• **Instructions to follow**
Below are entries. Pull out all lines containing "英语能力题".

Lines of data
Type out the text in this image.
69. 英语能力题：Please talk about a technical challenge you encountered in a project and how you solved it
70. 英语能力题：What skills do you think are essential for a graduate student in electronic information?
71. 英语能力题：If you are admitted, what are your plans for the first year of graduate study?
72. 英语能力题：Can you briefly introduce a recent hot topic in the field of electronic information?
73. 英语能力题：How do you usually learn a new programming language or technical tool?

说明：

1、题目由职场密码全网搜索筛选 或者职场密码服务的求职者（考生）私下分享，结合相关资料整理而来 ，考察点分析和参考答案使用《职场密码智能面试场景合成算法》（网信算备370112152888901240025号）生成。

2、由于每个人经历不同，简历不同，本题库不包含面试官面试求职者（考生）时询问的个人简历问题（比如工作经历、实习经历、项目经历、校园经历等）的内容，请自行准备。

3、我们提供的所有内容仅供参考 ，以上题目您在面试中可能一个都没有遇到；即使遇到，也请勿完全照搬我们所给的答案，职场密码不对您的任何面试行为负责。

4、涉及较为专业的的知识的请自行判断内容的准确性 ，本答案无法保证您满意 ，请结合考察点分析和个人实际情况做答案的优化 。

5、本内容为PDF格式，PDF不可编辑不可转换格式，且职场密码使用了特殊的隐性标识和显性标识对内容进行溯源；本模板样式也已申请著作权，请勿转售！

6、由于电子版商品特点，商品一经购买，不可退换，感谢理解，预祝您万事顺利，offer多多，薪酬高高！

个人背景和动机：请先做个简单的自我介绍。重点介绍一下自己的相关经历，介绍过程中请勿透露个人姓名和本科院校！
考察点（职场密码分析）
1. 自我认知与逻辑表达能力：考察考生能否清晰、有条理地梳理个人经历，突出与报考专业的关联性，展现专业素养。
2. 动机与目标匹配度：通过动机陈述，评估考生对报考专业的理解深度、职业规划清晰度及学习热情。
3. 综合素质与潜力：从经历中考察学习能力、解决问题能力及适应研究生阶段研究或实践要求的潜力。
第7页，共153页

• **Solution for this task**
69. 英语能力题：Please talk about a technical challenge you encountered in a project and how you solved it
70. 英语能力题：What skills do you think are essential for a graduate student in electronic information?
71. 英语能力题：If you are admitted, what are your plans for the first year of graduate study?
72. 英语能力题：Can you briefly introduce a recent hot topic in the field of electronic information?
73. 英语能力题：How do you usually learn a new programming language or technical tool?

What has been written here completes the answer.